Given instruction — Print the entire listing. Each line must match the original exactly.
— BEGIN Stored data —
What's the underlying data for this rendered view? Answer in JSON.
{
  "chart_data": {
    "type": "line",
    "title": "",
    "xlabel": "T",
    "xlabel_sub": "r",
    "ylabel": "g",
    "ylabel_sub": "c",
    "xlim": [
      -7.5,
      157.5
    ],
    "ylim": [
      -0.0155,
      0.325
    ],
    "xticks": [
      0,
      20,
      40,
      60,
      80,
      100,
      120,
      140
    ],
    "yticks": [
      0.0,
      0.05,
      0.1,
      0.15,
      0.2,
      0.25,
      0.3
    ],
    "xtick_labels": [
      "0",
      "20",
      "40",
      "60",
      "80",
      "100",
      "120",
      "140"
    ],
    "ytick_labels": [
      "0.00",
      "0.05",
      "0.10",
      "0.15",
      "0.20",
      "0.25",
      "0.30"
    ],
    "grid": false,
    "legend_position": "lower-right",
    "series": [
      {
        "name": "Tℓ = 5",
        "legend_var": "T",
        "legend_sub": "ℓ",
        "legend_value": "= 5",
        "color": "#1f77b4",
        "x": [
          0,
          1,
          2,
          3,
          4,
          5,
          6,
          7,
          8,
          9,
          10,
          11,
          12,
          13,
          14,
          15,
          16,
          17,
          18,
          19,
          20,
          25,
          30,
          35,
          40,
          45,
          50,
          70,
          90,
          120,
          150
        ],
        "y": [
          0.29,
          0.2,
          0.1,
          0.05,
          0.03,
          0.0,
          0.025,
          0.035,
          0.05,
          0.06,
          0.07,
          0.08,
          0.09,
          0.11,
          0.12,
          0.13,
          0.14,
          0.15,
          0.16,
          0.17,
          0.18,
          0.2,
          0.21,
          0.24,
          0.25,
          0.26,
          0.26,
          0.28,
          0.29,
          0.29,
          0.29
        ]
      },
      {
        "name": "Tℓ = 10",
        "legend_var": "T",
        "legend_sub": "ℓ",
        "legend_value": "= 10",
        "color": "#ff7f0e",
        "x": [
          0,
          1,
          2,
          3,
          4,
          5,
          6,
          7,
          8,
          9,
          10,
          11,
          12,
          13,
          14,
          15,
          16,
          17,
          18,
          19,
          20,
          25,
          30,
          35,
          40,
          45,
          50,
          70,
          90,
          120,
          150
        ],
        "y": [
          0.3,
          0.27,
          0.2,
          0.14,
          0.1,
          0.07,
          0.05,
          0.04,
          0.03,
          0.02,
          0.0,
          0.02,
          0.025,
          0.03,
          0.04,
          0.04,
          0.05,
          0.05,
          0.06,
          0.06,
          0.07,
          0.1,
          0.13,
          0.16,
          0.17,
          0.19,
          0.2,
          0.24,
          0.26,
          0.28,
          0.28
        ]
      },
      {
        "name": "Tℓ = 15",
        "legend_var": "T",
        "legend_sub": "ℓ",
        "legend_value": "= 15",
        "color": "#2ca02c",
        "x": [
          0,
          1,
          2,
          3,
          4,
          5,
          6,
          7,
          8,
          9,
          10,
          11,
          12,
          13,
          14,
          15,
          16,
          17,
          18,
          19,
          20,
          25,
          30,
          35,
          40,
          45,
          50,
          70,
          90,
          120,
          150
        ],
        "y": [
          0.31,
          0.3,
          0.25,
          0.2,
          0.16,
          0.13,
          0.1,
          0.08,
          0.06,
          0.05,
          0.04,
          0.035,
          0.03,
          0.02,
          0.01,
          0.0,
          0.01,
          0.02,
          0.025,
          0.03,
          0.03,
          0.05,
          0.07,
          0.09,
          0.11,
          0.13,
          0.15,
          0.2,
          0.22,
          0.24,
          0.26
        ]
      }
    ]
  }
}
— END Stored data —
Exercise output —
What's the underlying data for this rendered view? Answer in JSON.
{
  "chart_data": {
    "type": "line",
    "title": "",
    "xlabel": "T",
    "xlabel_sub": "r",
    "ylabel": "g",
    "ylabel_sub": "c",
    "xlim": [
      -7.5,
      157.5
    ],
    "ylim": [
      -0.0155,
      0.325
    ],
    "xticks": [
      0,
      20,
      40,
      60,
      80,
      100,
      120,
      140
    ],
    "yticks": [
      0.0,
      0.05,
      0.1,
      0.15,
      0.2,
      0.25,
      0.3
    ],
    "xtick_labels": [
      "0",
      "20",
      "40",
      "60",
      "80",
      "100",
      "120",
      "140"
    ],
    "ytick_labels": [
      "0.00",
      "0.05",
      "0.10",
      "0.15",
      "0.20",
      "0.25",
      "0.30"
    ],
    "grid": false,
    "legend_position": "lower-right",
    "series": [
      {
        "name": "Tℓ = 5",
        "legend_var": "T",
        "legend_sub": "ℓ",
        "legend_value": "= 5",
        "color": "#1f77b4",
        "x": [
          0,
          1,
          2,
          3,
          4,
          5,
          6,
          7,
          8,
          9,
          10,
          11,
          12,
          13,
          14,
          15,
          16,
          17,
          18,
          19,
          20,
          25,
          30,
          35,
          40,
          45,
          50,
          70,
          90,
          120,
          150
        ],
        "y": [
          0.29,
          0.2,
          0.1,
          0.05,
          0.03,
          0.0,
          0.025,
          0.035,
          0.05,
          0.06,
          0.07,
          0.08,
          0.09,
          0.11,
          0.12,
          0.13,
          0.14,
          0.15,
          0.16,
          0.17,
          0.18,
          0.2,
          0.21,
          0.24,
          0.25,
          0.26,
          0.26,
          0.28,
          0.29,
          0.29,
          0.29
        ]
      },
      {
        "name": "Tℓ = 10",
        "legend_var": "T",
        "legend_sub": "ℓ",
        "legend_value": "= 10",
        "color": "#ff7f0e",
        "x": [
          0,
          1,
          2,
          3,
          4,
          5,
          6,
          7,
          8,
          9,
          10,
          11,
          12,
          13,
          14,
          15,
          16,
          17,
          18,
          19,
          20,
          25,
          30,
          35,
          40,
          45,
          50,
          70,
          90,
          120,
          150
        ],
        "y": [
          0.3,
          0.27,
          0.2,
          0.14,
          0.1,
          0.07,
          0.05,
          0.04,
          0.03,
          0.02,
          0.0,
          0.02,
          0.025,
          0.03,
          0.04,
          0.04,
          0.05,
          0.05,
          0.06,
          0.06,
          0.07,
          0.1,
          0.13,
          0.16,
          0.17,
          0.19,
          0.2,
          0.24,
          0.26,
          0.28,
          0.28
        ]
      },
      {
        "name": "Tℓ = 15",
        "legend_var": "T",
        "legend_sub": "ℓ",
        "legend_value": "= 15",
        "color": "#2ca02c",
        "x": [
          0,
          1,
          2,
          3,
          4,
          5,
          6,
          7,
          8,
          9,
          10,
          11,
          12,
          13,
          14,
          15,
          16,
          17,
          18,
          19,
          20,
          25,
          30,
          35,
          40,
          45,
          50,
          70,
          90,
          120,
          150
        ],
        "y": [
          0.31,
          0.3,
          0.25,
          0.2,
          0.16,
          0.13,
          0.1,
          0.08,
          0.06,
          0.05,
          0.04,
          0.035,
          0.03,
          0.02,
          0.01,
          0.0,
          0.01,
          0.02,
          0.025,
          0.03,
          0.03,
          0.05,
          0.07,
          0.09,
          0.11,
          0.13,
          0.15,
          0.2,
          0.22,
          0.24,
          0.26
        ]
      }
    ]
  }
}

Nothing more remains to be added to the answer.